[Begin]

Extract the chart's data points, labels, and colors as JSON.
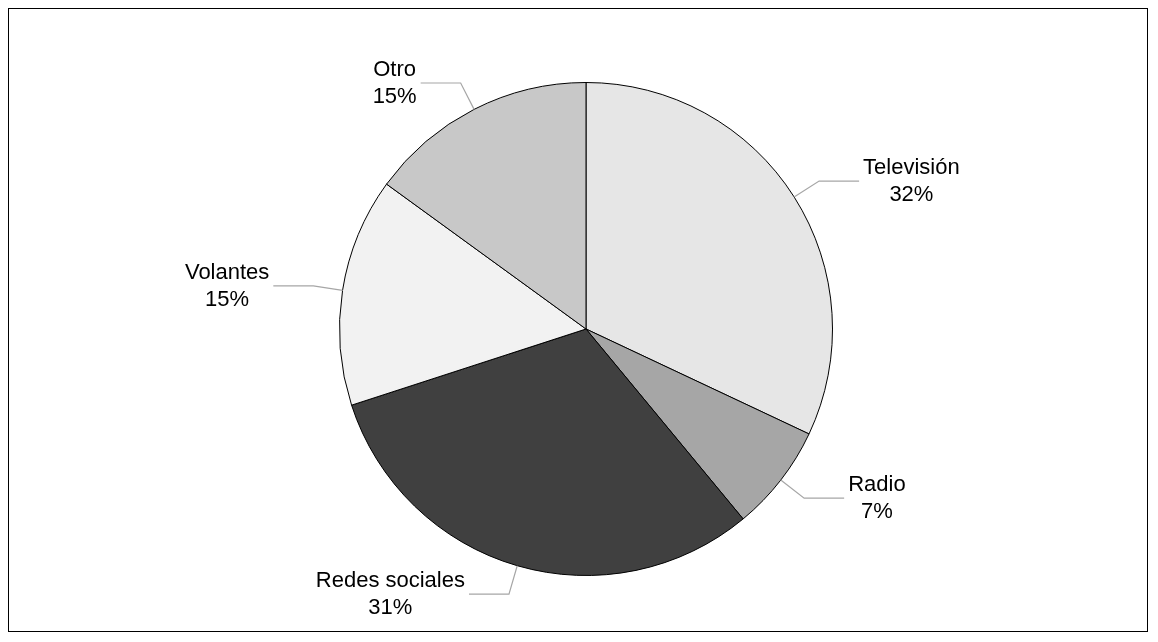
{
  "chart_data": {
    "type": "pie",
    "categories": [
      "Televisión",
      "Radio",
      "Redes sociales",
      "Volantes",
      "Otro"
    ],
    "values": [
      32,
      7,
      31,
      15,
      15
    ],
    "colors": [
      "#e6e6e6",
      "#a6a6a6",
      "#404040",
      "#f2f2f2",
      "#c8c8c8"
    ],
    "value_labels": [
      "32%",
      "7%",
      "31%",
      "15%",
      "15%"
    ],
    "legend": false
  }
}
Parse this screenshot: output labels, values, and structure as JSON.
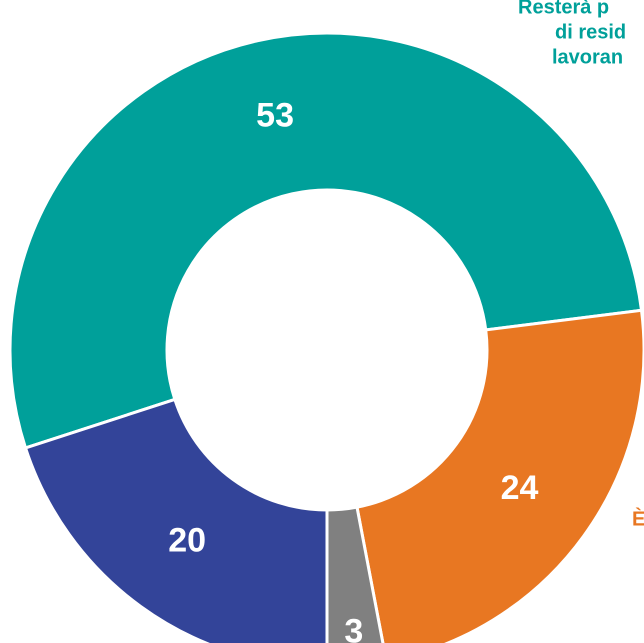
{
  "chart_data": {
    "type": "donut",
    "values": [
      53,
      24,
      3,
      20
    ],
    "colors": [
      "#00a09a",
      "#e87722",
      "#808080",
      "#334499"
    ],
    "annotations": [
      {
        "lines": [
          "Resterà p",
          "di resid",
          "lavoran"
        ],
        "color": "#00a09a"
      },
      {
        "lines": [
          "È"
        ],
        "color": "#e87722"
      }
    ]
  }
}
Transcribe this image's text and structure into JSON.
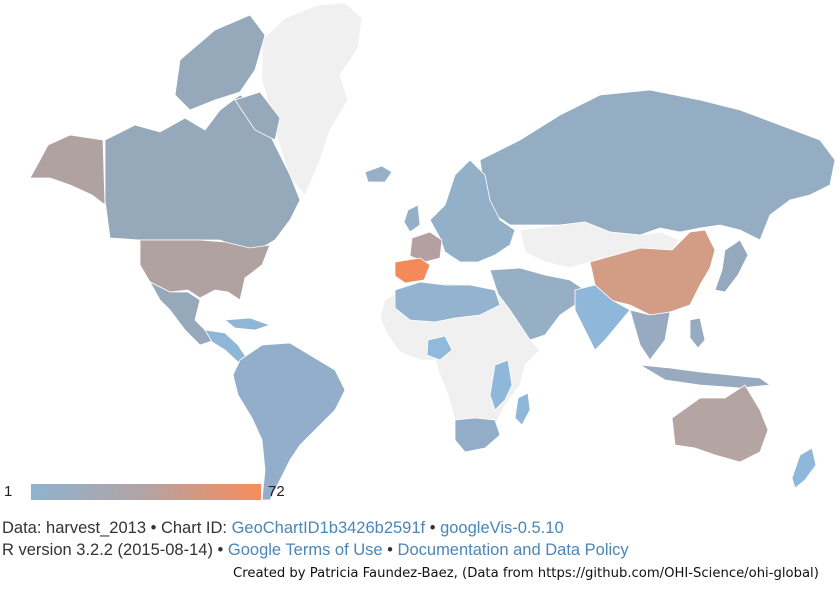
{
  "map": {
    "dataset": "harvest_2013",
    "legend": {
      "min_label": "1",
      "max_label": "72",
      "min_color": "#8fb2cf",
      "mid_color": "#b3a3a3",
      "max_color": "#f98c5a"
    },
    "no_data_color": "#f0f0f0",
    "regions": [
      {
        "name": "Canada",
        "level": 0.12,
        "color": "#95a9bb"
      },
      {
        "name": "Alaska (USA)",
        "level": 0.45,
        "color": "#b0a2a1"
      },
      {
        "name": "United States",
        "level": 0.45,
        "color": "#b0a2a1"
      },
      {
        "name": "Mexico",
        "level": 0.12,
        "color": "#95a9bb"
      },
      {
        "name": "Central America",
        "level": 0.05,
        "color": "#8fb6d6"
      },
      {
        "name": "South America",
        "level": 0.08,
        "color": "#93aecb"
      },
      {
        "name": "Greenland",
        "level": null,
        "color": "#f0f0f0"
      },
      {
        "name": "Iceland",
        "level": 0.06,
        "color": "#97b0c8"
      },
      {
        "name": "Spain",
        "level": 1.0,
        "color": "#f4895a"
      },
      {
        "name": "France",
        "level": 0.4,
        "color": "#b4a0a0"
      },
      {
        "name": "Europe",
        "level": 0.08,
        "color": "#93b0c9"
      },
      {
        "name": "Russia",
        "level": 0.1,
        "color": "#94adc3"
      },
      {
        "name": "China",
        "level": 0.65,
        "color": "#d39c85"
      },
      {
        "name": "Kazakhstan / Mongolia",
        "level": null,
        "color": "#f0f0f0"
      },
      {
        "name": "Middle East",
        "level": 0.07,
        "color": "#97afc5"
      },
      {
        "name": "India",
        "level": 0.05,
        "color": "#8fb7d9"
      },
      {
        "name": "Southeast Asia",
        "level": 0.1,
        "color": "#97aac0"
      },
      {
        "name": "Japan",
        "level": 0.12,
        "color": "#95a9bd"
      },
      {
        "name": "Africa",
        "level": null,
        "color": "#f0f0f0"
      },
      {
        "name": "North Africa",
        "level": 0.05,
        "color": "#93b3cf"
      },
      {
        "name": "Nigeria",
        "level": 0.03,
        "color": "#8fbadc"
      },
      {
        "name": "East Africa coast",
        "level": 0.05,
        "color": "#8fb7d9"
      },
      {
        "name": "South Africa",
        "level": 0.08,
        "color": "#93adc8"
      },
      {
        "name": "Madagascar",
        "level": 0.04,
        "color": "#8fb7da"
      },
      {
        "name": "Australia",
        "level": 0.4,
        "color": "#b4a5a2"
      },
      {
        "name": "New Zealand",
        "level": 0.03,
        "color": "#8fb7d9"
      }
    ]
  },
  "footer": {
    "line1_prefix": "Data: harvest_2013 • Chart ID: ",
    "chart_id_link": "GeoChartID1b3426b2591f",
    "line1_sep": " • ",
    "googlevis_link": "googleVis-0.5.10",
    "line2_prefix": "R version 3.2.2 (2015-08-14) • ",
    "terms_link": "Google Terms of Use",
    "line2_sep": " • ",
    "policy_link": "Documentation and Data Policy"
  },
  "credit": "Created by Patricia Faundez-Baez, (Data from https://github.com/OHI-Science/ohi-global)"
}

[End]
[Begin]

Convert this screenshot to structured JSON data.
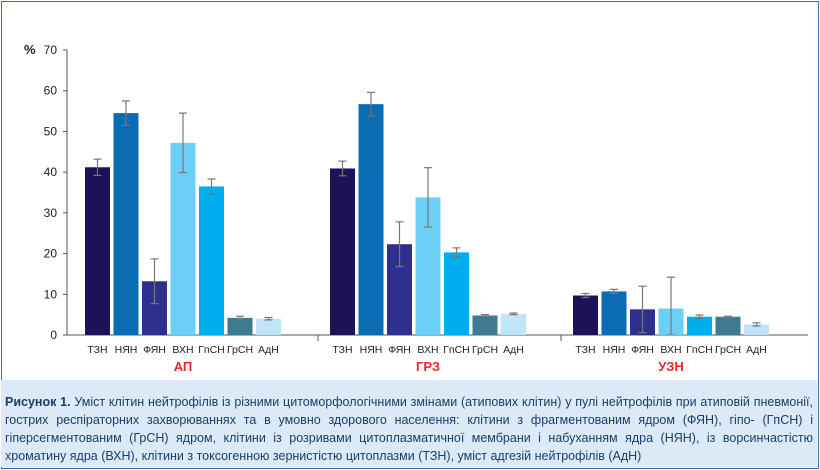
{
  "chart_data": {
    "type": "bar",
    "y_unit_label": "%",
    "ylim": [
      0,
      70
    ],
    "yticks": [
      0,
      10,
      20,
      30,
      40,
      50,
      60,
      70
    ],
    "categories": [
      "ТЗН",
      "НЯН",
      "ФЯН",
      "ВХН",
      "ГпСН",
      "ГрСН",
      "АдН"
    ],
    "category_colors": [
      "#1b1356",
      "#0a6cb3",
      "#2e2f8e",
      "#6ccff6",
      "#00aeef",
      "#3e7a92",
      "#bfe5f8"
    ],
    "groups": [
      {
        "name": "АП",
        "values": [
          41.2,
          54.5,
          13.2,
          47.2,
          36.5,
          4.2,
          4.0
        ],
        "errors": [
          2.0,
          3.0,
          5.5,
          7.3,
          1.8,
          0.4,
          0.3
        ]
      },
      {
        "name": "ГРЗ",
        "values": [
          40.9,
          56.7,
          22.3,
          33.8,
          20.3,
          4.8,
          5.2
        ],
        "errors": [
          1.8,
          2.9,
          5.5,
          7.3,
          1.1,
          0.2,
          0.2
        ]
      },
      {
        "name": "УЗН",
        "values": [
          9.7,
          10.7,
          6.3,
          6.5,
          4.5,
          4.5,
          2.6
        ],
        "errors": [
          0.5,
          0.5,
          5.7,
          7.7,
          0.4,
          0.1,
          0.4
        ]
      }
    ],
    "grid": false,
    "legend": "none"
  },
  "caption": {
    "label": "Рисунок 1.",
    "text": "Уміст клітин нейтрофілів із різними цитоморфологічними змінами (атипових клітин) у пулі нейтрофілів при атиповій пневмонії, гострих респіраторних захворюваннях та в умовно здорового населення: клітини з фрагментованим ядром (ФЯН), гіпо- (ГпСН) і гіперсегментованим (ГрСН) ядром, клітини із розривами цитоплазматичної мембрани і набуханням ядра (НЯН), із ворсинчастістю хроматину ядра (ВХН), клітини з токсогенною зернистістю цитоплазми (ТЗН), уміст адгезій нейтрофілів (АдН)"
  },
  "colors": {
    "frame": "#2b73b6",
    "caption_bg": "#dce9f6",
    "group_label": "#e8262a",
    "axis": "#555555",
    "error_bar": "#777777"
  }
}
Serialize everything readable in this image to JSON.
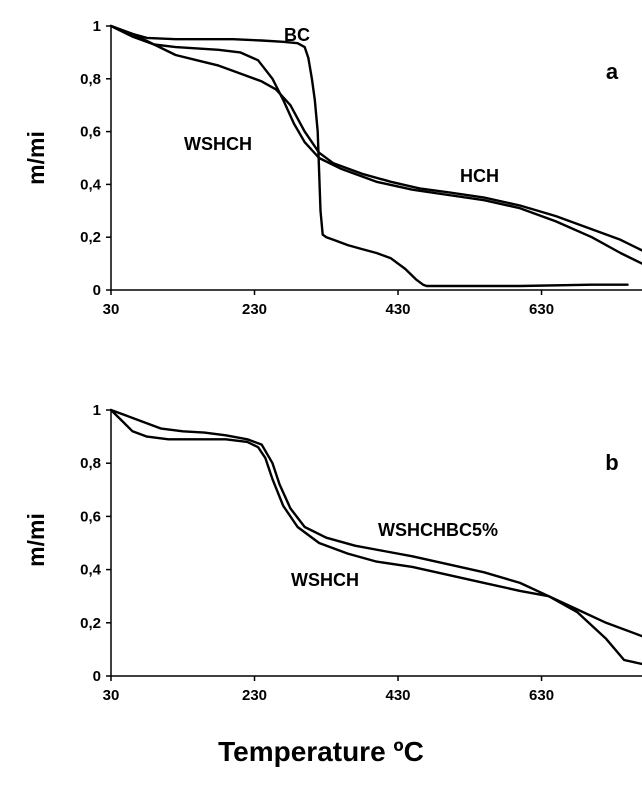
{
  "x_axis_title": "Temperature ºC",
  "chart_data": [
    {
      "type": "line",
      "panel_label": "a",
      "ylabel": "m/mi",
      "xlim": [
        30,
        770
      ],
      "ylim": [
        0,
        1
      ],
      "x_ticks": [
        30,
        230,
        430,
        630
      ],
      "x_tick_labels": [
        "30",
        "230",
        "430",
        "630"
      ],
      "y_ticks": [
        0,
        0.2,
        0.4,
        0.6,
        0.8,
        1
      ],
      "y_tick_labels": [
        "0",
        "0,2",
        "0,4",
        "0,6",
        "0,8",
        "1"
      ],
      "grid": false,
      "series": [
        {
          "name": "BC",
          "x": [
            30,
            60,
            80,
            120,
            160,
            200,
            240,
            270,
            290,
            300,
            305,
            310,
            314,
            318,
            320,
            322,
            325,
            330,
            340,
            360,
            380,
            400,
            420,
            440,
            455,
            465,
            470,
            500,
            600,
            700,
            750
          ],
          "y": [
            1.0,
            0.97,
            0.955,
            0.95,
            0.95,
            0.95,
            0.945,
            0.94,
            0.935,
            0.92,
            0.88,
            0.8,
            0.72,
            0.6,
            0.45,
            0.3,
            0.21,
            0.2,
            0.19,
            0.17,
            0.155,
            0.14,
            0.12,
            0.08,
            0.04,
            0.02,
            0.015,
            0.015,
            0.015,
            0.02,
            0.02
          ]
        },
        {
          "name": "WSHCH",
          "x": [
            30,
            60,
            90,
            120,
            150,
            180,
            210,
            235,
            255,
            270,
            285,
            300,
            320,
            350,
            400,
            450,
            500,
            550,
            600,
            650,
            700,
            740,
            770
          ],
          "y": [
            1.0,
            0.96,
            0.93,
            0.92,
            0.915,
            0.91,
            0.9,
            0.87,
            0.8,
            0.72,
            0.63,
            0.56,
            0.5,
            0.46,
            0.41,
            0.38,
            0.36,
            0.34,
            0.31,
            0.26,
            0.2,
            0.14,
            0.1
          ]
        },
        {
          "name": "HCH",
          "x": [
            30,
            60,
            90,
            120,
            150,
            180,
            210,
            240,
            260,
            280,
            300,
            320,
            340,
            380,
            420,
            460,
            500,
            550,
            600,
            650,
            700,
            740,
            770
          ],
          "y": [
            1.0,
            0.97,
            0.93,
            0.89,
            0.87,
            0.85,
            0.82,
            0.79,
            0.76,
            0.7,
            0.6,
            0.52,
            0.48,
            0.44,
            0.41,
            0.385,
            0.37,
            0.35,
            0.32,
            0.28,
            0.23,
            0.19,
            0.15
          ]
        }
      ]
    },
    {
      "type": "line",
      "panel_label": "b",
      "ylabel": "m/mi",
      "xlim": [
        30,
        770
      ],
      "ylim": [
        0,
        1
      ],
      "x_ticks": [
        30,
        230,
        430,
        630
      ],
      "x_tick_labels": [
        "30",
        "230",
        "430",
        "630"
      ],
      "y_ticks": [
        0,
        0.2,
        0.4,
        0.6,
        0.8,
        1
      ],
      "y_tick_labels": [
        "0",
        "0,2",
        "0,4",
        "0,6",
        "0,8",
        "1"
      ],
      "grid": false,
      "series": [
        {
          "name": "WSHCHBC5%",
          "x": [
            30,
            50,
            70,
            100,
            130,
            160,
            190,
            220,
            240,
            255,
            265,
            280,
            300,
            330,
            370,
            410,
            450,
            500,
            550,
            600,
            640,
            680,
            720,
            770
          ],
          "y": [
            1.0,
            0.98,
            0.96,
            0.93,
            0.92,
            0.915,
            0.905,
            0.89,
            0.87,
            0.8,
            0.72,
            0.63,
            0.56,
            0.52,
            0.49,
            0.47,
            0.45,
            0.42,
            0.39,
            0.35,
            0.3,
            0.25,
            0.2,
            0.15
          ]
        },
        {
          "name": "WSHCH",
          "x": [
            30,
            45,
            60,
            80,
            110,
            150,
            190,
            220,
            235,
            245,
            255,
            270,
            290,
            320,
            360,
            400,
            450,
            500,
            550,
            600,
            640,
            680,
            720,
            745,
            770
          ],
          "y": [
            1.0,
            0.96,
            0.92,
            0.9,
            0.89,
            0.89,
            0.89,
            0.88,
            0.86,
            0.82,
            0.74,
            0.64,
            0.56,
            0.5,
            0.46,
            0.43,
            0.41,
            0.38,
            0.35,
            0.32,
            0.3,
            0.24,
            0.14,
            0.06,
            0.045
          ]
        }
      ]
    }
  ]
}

[End]

[Task instructions]: Show every line where the string "text" appears.

[Reply]:
Transcribe this image's text and structure into JSON.
    "text": "Уміст клітин нейтрофілів із різними цитоморфологічними змінами (атипових клітин) у пулі нейтрофілів при атиповій пневмонії, гострих респіраторних захворюваннях та в умовно здорового населення: клітини з фрагментованим ядром (ФЯН), гіпо- (ГпСН) і гіперсегментованим (ГрСН) ядром, клітини із розривами цитоплазматичної мембрани і набуханням ядра (НЯН), із ворсинчастістю хроматину ядра (ВХН), клітини з токсогенною зернистістю цитоплазми (ТЗН), уміст адгезій нейтрофілів (АдН)"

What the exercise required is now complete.